YOUR TASK:
Copy out the records in full, word for word, without pictures.

SUPPLIED DATA:
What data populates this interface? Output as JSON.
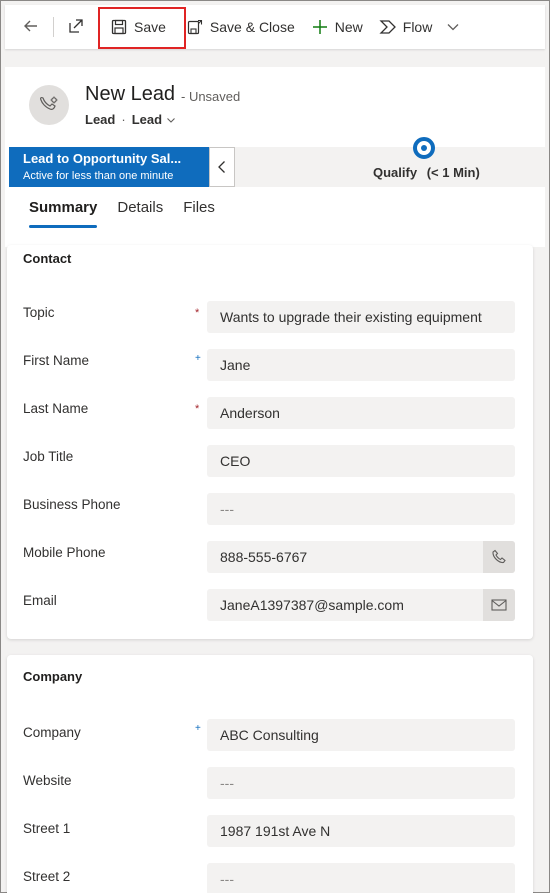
{
  "toolbar": {
    "back_icon": "back-arrow-icon",
    "popout_icon": "open-in-new-window-icon",
    "save_label": "Save",
    "save_close_label": "Save & Close",
    "new_label": "New",
    "flow_label": "Flow",
    "highlight_color": "#e02424"
  },
  "header": {
    "title": "New Lead",
    "unsaved": "- Unsaved",
    "entity": "Lead",
    "form_selector": "Lead"
  },
  "bpf": {
    "process_name": "Lead to Opportunity Sal...",
    "process_status": "Active for less than one minute",
    "stage_label": "Qualify",
    "stage_duration": "(< 1 Min)",
    "accent": "#0f6cbd"
  },
  "tabs": [
    {
      "label": "Summary",
      "active": true
    },
    {
      "label": "Details",
      "active": false
    },
    {
      "label": "Files",
      "active": false
    }
  ],
  "contact": {
    "title": "Contact",
    "fields": {
      "topic": {
        "label": "Topic",
        "value": "Wants to upgrade their existing equipment",
        "requirement": "*"
      },
      "first_name": {
        "label": "First Name",
        "value": "Jane",
        "requirement": "+"
      },
      "last_name": {
        "label": "Last Name",
        "value": "Anderson",
        "requirement": "*"
      },
      "job_title": {
        "label": "Job Title",
        "value": "CEO"
      },
      "business_phone": {
        "label": "Business Phone",
        "value": "---"
      },
      "mobile_phone": {
        "label": "Mobile Phone",
        "value": "888-555-6767"
      },
      "email": {
        "label": "Email",
        "value": "JaneA1397387@sample.com"
      }
    }
  },
  "company": {
    "title": "Company",
    "fields": {
      "company": {
        "label": "Company",
        "value": "ABC Consulting",
        "requirement": "+"
      },
      "website": {
        "label": "Website",
        "value": "---"
      },
      "street1": {
        "label": "Street 1",
        "value": "1987 191st Ave N"
      },
      "street2": {
        "label": "Street 2",
        "value": "---"
      }
    }
  }
}
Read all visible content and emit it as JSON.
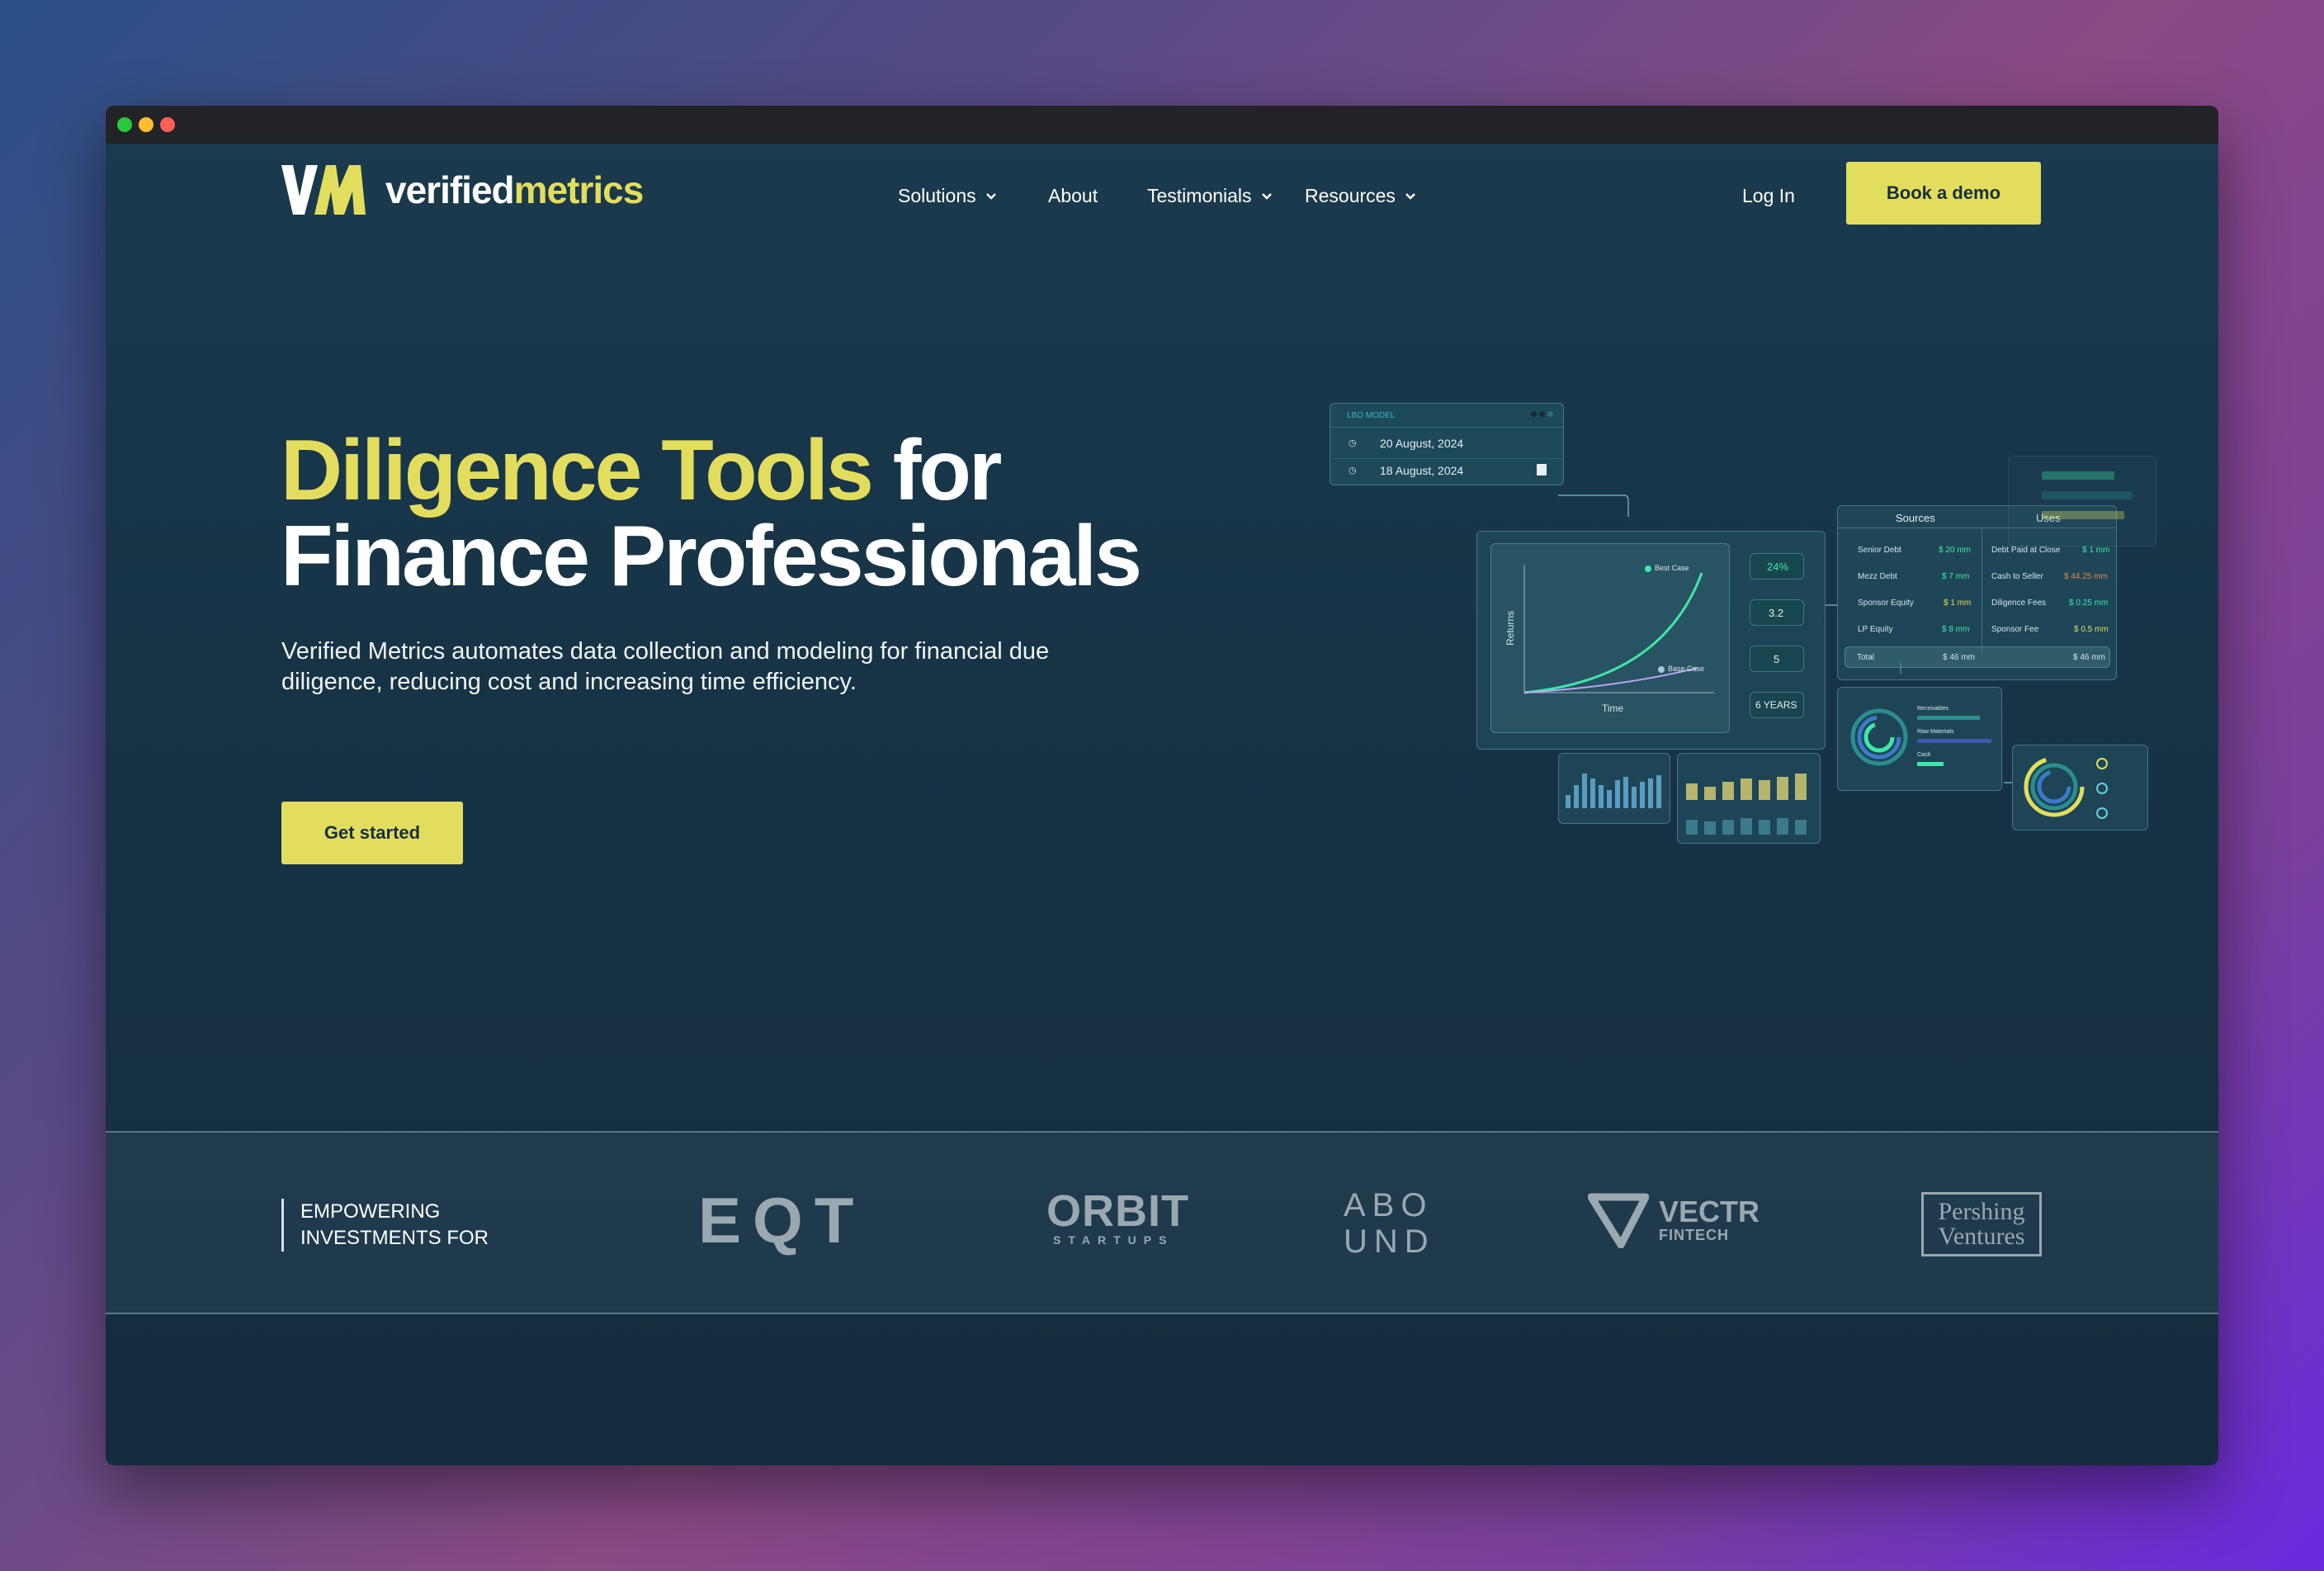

TASK SOLUTION:
What data populates this interface? Output as JSON.
{
  "toolbar": {
    "back_icon": "back-arrow-icon",
    "popout_icon": "open-in-new-window-icon",
    "save_label": "Save",
    "save_close_label": "Save & Close",
    "new_label": "New",
    "flow_label": "Flow",
    "highlight_color": "#e02424"
  },
  "header": {
    "title": "New Lead",
    "unsaved": "- Unsaved",
    "entity": "Lead",
    "form_selector": "Lead"
  },
  "bpf": {
    "process_name": "Lead to Opportunity Sal...",
    "process_status": "Active for less than one minute",
    "stage_label": "Qualify",
    "stage_duration": "(< 1 Min)",
    "accent": "#0f6cbd"
  },
  "tabs": [
    {
      "label": "Summary",
      "active": true
    },
    {
      "label": "Details",
      "active": false
    },
    {
      "label": "Files",
      "active": false
    }
  ],
  "contact": {
    "title": "Contact",
    "fields": {
      "topic": {
        "label": "Topic",
        "value": "Wants to upgrade their existing equipment",
        "requirement": "*"
      },
      "first_name": {
        "label": "First Name",
        "value": "Jane",
        "requirement": "+"
      },
      "last_name": {
        "label": "Last Name",
        "value": "Anderson",
        "requirement": "*"
      },
      "job_title": {
        "label": "Job Title",
        "value": "CEO"
      },
      "business_phone": {
        "label": "Business Phone",
        "value": "---"
      },
      "mobile_phone": {
        "label": "Mobile Phone",
        "value": "888-555-6767"
      },
      "email": {
        "label": "Email",
        "value": "JaneA1397387@sample.com"
      }
    }
  },
  "company": {
    "title": "Company",
    "fields": {
      "company": {
        "label": "Company",
        "value": "ABC Consulting",
        "requirement": "+"
      },
      "website": {
        "label": "Website",
        "value": "---"
      },
      "street1": {
        "label": "Street 1",
        "value": "1987 191st Ave N"
      },
      "street2": {
        "label": "Street 2",
        "value": "---"
      }
    }
  }
}
Read all visible content and emit it as JSON.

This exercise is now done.